• Supplied records:
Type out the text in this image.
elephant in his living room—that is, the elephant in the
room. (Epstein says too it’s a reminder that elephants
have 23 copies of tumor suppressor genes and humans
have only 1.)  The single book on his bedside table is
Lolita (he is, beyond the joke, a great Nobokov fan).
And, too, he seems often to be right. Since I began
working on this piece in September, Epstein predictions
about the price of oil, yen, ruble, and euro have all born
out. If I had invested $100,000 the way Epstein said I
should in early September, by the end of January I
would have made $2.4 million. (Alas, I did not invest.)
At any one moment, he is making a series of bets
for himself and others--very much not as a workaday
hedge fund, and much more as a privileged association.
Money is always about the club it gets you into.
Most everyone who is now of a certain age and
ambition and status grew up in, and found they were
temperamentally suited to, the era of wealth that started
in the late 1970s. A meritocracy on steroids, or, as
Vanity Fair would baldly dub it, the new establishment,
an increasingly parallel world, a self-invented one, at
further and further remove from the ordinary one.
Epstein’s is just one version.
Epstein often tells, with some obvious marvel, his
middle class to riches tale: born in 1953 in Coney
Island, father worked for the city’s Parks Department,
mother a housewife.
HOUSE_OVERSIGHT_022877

• Task description: All of the material should be given again, character for character.

• Answer space:
Type out the text in this image.
elephant in his living room—that is, the elephant in the
room. (Epstein says too it’s a reminder that elephants
have 23 copies of tumor suppressor genes and humans
have only 1.)  The single book on his bedside table is
Lolita (he is, beyond the joke, a great Nobokov fan).
And, too, he seems often to be right. Since I began
working on this piece in September, Epstein predictions
about the price of oil, yen, ruble, and euro have all born
out. If I had invested $100,000 the way Epstein said I
should in early September, by the end of January I
would have made $2.4 million. (Alas, I did not invest.)
At any one moment, he is making a series of bets
for himself and others--very much not as a workaday
hedge fund, and much more as a privileged association.
Money is always about the club it gets you into.
Most everyone who is now of a certain age and
ambition and status grew up in, and found they were
temperamentally suited to, the era of wealth that started
in the late 1970s. A meritocracy on steroids, or, as
Vanity Fair would baldly dub it, the new establishment,
an increasingly parallel world, a self-invented one, at
further and further remove from the ordinary one.
Epstein’s is just one version.
Epstein often tells, with some obvious marvel, his
middle class to riches tale: born in 1953 in Coney
Island, father worked for the city’s Parks Department,
mother a housewife.
HOUSE_OVERSIGHT_022877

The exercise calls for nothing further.